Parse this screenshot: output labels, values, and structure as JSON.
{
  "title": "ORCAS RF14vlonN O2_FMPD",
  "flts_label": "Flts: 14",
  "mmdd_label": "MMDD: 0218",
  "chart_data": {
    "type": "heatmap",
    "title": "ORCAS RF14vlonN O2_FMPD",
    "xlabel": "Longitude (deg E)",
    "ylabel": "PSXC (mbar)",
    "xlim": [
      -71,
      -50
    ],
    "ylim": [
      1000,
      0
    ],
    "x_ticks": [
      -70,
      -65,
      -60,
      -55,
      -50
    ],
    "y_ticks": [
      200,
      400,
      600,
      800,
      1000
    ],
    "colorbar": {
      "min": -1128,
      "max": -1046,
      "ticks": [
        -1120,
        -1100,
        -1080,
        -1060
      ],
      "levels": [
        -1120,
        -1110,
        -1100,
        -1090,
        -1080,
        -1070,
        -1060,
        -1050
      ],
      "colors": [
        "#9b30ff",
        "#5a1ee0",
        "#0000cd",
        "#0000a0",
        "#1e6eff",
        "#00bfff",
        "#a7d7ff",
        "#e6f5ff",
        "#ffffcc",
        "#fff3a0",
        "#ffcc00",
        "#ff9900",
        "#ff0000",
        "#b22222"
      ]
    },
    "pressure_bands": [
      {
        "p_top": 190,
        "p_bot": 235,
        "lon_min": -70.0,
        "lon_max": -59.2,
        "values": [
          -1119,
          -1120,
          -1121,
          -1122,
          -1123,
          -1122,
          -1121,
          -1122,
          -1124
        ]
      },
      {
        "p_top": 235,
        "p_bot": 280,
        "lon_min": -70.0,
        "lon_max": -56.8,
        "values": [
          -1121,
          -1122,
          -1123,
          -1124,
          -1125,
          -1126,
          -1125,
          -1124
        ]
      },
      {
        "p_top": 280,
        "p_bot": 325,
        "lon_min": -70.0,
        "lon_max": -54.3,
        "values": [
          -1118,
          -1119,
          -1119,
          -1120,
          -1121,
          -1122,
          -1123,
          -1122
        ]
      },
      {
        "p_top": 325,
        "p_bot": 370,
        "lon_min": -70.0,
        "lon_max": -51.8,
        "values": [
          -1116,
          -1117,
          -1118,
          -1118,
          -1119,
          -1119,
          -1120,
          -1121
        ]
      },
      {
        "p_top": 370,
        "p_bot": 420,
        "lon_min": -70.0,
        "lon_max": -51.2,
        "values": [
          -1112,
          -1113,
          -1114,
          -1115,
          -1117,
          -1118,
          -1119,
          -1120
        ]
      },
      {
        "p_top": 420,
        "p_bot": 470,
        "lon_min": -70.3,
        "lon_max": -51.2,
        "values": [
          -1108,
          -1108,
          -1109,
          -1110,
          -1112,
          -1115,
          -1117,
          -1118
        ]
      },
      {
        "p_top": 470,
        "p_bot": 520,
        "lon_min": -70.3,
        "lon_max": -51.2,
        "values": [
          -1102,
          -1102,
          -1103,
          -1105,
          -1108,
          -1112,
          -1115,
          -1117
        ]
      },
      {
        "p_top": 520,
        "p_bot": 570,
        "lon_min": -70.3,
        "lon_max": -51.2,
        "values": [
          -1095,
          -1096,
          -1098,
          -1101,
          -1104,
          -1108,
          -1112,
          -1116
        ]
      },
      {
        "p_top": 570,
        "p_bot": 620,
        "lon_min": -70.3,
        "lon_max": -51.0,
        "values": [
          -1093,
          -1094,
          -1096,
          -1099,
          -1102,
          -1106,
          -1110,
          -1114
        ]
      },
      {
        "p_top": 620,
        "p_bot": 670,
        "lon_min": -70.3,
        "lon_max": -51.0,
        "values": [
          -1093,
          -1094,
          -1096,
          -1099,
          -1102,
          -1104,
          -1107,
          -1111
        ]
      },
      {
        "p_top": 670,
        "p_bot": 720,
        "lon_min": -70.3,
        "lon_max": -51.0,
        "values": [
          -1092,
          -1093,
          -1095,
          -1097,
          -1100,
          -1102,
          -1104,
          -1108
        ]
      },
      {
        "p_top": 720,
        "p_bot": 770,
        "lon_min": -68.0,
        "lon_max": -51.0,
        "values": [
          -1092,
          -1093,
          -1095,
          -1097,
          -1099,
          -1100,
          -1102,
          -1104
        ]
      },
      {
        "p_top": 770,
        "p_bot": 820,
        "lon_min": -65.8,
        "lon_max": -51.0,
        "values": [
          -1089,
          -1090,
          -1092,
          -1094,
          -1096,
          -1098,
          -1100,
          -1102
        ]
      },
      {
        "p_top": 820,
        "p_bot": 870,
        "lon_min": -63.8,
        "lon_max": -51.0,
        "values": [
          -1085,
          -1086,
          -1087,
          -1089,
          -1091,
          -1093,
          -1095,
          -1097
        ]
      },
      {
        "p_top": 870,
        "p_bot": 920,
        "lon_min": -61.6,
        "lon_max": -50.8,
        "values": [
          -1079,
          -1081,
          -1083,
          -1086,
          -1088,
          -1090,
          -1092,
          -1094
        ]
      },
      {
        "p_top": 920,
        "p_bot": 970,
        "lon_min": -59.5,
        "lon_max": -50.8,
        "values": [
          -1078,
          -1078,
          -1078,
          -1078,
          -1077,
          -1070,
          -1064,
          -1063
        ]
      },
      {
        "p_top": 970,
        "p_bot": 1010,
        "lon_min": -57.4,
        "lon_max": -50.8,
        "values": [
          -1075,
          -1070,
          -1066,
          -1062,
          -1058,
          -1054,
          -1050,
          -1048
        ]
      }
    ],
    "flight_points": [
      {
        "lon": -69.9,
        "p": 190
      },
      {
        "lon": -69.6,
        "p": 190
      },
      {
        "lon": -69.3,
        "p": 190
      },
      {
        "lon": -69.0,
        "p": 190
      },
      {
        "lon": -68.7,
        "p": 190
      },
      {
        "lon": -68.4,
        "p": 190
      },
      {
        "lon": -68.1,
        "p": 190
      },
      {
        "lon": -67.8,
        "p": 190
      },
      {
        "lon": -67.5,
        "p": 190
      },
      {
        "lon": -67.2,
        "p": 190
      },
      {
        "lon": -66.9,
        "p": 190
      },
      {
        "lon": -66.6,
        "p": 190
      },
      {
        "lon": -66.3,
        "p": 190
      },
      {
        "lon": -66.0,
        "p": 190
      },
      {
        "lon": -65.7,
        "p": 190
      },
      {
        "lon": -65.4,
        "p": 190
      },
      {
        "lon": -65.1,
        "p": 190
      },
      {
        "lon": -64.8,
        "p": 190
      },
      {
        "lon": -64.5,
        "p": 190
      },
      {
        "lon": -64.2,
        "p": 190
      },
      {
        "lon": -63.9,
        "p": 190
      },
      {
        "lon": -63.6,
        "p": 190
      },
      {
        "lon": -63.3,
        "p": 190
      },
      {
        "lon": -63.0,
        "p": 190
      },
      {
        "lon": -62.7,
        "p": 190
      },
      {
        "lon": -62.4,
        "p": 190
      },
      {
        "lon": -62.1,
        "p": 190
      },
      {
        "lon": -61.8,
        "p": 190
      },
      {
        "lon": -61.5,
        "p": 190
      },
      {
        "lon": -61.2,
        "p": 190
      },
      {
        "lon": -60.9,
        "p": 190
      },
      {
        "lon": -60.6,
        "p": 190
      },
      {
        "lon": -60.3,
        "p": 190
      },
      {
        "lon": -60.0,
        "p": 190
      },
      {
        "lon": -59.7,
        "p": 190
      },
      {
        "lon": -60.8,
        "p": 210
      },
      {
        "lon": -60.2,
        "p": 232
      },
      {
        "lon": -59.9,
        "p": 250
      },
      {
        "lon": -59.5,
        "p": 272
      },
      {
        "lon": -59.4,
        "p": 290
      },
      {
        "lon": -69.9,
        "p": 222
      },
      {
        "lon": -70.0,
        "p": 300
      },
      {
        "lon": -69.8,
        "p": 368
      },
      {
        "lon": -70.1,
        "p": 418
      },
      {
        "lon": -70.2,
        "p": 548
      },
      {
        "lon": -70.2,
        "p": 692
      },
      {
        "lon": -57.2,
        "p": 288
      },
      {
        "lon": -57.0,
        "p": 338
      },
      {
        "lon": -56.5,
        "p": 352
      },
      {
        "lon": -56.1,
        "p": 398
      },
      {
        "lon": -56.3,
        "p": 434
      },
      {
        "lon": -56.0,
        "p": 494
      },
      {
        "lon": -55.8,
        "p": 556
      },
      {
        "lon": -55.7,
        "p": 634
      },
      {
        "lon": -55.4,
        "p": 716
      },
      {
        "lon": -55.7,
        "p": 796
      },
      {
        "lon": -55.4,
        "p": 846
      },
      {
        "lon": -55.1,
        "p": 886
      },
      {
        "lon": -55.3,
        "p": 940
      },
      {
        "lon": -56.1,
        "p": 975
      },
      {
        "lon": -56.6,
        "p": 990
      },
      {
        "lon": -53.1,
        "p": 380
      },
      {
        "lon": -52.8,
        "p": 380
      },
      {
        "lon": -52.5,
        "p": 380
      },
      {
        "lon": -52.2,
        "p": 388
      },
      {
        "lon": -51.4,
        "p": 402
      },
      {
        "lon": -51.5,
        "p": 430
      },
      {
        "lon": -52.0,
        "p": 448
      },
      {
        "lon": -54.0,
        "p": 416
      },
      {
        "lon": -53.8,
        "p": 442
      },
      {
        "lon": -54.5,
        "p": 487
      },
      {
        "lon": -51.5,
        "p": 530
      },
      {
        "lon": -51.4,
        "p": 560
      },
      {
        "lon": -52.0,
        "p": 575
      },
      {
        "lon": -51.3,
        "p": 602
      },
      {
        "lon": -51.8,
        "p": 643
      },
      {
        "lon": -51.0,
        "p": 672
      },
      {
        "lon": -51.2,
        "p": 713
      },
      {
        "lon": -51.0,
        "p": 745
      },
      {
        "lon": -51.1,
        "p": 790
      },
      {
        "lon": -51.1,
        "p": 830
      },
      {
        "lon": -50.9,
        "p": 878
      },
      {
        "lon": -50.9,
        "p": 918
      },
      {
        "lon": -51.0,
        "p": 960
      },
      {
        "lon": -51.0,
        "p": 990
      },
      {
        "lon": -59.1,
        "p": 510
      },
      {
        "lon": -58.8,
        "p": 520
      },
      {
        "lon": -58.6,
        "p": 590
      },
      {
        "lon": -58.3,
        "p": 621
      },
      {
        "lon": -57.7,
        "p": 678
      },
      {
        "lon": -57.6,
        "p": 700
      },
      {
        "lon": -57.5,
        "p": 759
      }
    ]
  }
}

Problem description => Copy all lines from the listing that contain "ORCAS".

Solution to this task =>
  "title": "ORCAS RF14vlonN O2_FMPD",
    "title": "ORCAS RF14vlonN O2_FMPD",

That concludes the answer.